Work to be completed: In the records below, tally every line containing "weisen". Report only the total.

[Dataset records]

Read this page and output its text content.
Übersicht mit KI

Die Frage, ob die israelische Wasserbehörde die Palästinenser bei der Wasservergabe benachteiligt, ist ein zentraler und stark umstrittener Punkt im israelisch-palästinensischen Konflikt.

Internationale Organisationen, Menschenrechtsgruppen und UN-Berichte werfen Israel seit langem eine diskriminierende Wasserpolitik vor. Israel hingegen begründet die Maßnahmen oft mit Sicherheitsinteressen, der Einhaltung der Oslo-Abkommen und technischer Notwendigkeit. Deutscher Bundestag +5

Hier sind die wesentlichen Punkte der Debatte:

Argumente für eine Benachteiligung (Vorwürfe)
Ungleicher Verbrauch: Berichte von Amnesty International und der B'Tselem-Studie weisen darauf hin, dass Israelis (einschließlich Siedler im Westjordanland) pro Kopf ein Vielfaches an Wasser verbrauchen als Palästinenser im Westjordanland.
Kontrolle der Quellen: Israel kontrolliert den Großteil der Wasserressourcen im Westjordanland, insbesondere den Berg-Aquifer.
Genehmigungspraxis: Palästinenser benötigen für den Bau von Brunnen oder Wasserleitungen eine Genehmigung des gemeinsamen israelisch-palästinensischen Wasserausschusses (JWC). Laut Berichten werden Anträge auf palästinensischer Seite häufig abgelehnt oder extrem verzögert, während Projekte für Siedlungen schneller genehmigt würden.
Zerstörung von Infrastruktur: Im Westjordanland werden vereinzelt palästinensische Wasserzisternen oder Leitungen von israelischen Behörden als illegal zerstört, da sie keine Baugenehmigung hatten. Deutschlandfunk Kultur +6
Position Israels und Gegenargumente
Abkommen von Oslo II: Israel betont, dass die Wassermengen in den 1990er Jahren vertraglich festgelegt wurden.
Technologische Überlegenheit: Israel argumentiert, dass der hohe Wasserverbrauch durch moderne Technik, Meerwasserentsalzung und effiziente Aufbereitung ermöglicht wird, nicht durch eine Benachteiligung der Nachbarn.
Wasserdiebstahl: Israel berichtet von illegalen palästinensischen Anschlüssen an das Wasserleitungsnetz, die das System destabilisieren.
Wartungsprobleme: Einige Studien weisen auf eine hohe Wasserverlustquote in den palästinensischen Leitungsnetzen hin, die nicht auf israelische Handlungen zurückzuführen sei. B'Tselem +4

Written solution: 2